__WHAT IS NEEDED__.
The lines to copy are those in the records below that hold the word "image".

BEGIN EXTRACTED ENTRIES

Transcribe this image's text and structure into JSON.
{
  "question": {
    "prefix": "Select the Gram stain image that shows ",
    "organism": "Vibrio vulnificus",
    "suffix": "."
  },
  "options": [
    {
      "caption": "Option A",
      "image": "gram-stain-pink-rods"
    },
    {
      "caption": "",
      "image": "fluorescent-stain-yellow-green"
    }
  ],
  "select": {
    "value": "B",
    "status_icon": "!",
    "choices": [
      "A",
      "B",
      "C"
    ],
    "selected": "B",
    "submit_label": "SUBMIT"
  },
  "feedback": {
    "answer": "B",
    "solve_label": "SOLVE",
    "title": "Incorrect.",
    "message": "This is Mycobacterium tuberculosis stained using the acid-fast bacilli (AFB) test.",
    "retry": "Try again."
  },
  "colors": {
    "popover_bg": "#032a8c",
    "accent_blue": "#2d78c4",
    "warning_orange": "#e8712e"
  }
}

END EXTRACTED ENTRIES

__RESULT__.
Transcribe this image's text and structure into JSON.
    "prefix": "Select the Gram stain image that shows ",
      "image": "gram-stain-pink-rods"
      "image": "fluorescent-stain-yellow-green"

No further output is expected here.